**Passage to read**
= = = =

According to a study released on Monday by consulting firm Watson Wyatt Worldwide, 62 percent of the companies surveyed said their hiring freezes will be eliminated within the year, and 69 percent said their salary freezes will be lifted in the same time frame. The survey was conducted in early June and includes responses from 179 employers.
One fourth of the survey takers said they believe their companies' financial results have "bottomed out" and will start to rebound. That's twice as many respondents who said their companies have hit bottom as those answering the same question in April.
The percentage of workers already laid off - 5 percent - has remained steady at the typical company since December of 2008, while the number of employees that companies expect to lay off has decreased every month since December, averaging out at 0.5 percent for June, according to the study.
Such a turnaround comes as particularly good news to IT departments, as the ranks of U.S. technology workers has shrunk from a peak of 4 million last November to 3.85 million by the end of April, according to the TechServe Alliance, an industry group that tracks IT unemployment. From a year-over-year perspective, the number of IT workers in the U.S. has declined by 3.5 percent.
"Despite the generally gloomy IT jobs report, survey data and anecdotal reports from our member companies appear to suggest that there is some stabilization in the IT employment picture," said Mark Roberts, CEO of TechServe Alliance, in a written statement. Improvement in employment numbers typically lags behind other economic indicators, Roberts added, so the continued decline in the figures that TechServe tracks was expected.
However the results of the Watson Wyatt survey weren't all good news, as few companies plan to return to the level of hiring and pay that was maintained before the recession. One in five companies said they will keep salary reductions in place even after the economy rebounds, and 46 percent of respondents said they will not lower employee healthcare premiums after having elevating them during the recession.

= = = =

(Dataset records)
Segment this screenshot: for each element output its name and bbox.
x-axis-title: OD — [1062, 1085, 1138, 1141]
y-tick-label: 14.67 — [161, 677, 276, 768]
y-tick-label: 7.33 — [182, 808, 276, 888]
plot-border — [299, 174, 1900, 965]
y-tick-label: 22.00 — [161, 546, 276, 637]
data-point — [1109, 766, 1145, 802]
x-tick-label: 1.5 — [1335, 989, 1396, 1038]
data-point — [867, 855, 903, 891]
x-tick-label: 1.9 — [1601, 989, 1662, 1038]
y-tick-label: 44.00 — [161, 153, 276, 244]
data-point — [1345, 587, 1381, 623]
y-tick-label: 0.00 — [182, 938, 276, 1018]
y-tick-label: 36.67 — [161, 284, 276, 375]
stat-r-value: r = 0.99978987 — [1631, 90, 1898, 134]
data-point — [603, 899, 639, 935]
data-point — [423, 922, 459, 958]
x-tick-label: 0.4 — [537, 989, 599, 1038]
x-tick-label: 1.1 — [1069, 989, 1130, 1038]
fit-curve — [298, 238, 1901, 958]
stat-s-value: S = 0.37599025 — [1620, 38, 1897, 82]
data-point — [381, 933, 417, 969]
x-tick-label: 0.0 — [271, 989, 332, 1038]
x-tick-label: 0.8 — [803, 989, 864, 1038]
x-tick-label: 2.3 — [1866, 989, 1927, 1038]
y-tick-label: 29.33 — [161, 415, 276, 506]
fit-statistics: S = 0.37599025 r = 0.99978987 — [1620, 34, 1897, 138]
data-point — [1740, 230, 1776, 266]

= = = =

**Task requirements**
Reproduce the passage on the employer hiring survey in full, word for word.

**Reply**
According to a study released on Monday by consulting firm Watson Wyatt Worldwide, 62 percent of the companies surveyed said their hiring freezes will be eliminated within the year, and 69 percent said their salary freezes will be lifted in the same time frame. The survey was conducted in early June and includes responses from 179 employers.
One fourth of the survey takers said they believe their companies' financial results have "bottomed out" and will start to rebound. That's twice as many respondents who said their companies have hit bottom as those answering the same question in April.
The percentage of workers already laid off - 5 percent - has remained steady at the typical company since December of 2008, while the number of employees that companies expect to lay off has decreased every month since December, averaging out at 0.5 percent for June, according to the study.
Such a turnaround comes as particularly good news to IT departments, as the ranks of U.S. technology workers has shrunk from a peak of 4 million last November to 3.85 million by the end of April, according to the TechServe Alliance, an industry group that tracks IT unemployment. From a year-over-year perspective, the number of IT workers in the U.S. has declined by 3.5 percent.
"Despite the generally gloomy IT jobs report, survey data and anecdotal reports from our member companies appear to suggest that there is some stabilization in the IT employment picture," said Mark Roberts, CEO of TechServe Alliance, in a written statement. Improvement in employment numbers typically lags behind other economic indicators, Roberts added, so the continued decline in the figures that TechServe tracks was expected.
However the results of the Watson Wyatt survey weren't all good news, as few companies plan to return to the level of hiring and pay that was maintained before the recession. One in five companies said they will keep salary reductions in place even after the economy rebounds, and 46 percent of respondents said they will not lower employee healthcare premiums after having elevating them during the recession.